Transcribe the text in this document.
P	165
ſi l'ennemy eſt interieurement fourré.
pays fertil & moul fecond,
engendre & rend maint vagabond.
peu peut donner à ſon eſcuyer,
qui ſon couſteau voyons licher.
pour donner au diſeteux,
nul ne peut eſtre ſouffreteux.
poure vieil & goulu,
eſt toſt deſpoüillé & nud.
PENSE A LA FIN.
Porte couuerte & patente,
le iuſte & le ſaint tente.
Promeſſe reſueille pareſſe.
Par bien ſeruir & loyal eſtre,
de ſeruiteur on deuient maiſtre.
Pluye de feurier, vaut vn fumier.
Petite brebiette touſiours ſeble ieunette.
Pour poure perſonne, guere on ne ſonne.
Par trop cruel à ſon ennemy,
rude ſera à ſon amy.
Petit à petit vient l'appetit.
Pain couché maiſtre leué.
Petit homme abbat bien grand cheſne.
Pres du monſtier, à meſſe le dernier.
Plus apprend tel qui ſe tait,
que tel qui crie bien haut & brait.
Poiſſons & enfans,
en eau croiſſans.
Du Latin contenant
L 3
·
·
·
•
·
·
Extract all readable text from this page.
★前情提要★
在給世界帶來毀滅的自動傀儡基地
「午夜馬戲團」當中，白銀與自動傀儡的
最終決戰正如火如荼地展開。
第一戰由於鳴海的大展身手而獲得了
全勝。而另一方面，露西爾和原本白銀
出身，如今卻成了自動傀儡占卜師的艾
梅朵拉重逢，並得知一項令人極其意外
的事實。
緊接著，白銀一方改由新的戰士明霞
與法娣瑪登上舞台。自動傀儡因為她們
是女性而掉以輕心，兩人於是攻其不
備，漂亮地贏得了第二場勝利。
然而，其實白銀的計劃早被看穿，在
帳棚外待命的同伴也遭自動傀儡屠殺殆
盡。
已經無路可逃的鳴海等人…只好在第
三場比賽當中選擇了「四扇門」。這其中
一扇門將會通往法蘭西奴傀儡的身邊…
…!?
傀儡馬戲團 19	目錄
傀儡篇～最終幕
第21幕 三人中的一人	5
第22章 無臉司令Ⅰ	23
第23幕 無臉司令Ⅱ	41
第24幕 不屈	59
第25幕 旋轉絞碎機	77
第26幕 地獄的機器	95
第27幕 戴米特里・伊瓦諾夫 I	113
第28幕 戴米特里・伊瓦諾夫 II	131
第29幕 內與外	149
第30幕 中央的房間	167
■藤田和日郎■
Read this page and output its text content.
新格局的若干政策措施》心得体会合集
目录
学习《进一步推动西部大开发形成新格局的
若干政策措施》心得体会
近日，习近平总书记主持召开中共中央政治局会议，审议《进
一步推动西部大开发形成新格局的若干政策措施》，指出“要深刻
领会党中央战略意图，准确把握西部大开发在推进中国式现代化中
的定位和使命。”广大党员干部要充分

--

--- WHAT IS EXPECTED ---
Repeat exactly the lines from the line containing "Extract all readable text from this page." through the last line of the records above, including both, and nothing else.

--- EXERCISE ANSWER ---
Extract all readable text from this page.
★前情提要★
在給世界帶來毀滅的自動傀儡基地
「午夜馬戲團」當中，白銀與自動傀儡的
最終決戰正如火如荼地展開。
第一戰由於鳴海的大展身手而獲得了
全勝。而另一方面，露西爾和原本白銀
出身，如今卻成了自動傀儡占卜師的艾
梅朵拉重逢，並得知一項令人極其意外
的事實。
緊接著，白銀一方改由新的戰士明霞
與法娣瑪登上舞台。自動傀儡因為她們
是女性而掉以輕心，兩人於是攻其不
備，漂亮地贏得了第二場勝利。
然而，其實白銀的計劃早被看穿，在
帳棚外待命的同伴也遭自動傀儡屠殺殆
盡。
已經無路可逃的鳴海等人…只好在第
三場比賽當中選擇了「四扇門」。這其中
一扇門將會通往法蘭西奴傀儡的身邊…
…!?
傀儡馬戲團 19	目錄
傀儡篇～最終幕
第21幕 三人中的一人	5
第22章 無臉司令Ⅰ	23
第23幕 無臉司令Ⅱ	41
第24幕 不屈	59
第25幕 旋轉絞碎機	77
第26幕 地獄的機器	95
第27幕 戴米特里・伊瓦諾夫 I	113
第28幕 戴米特里・伊瓦諾夫 II	131
第29幕 內與外	149
第30幕 中央的房間	167
■藤田和日郎■
Read this page and output its text content.
新格局的若干政策措施》心得体会合集
目录
学习《进一步推动西部大开发形成新格局的
若干政策措施》心得体会
近日，习近平总书记主持召开中共中央政治局会议，审议《进
一步推动西部大开发形成新格局的若干政策措施》，指出“要深刻
领会党中央战略意图，准确把握西部大开发在推进中国式现代化中
的定位和使命。”广大党员干部要充分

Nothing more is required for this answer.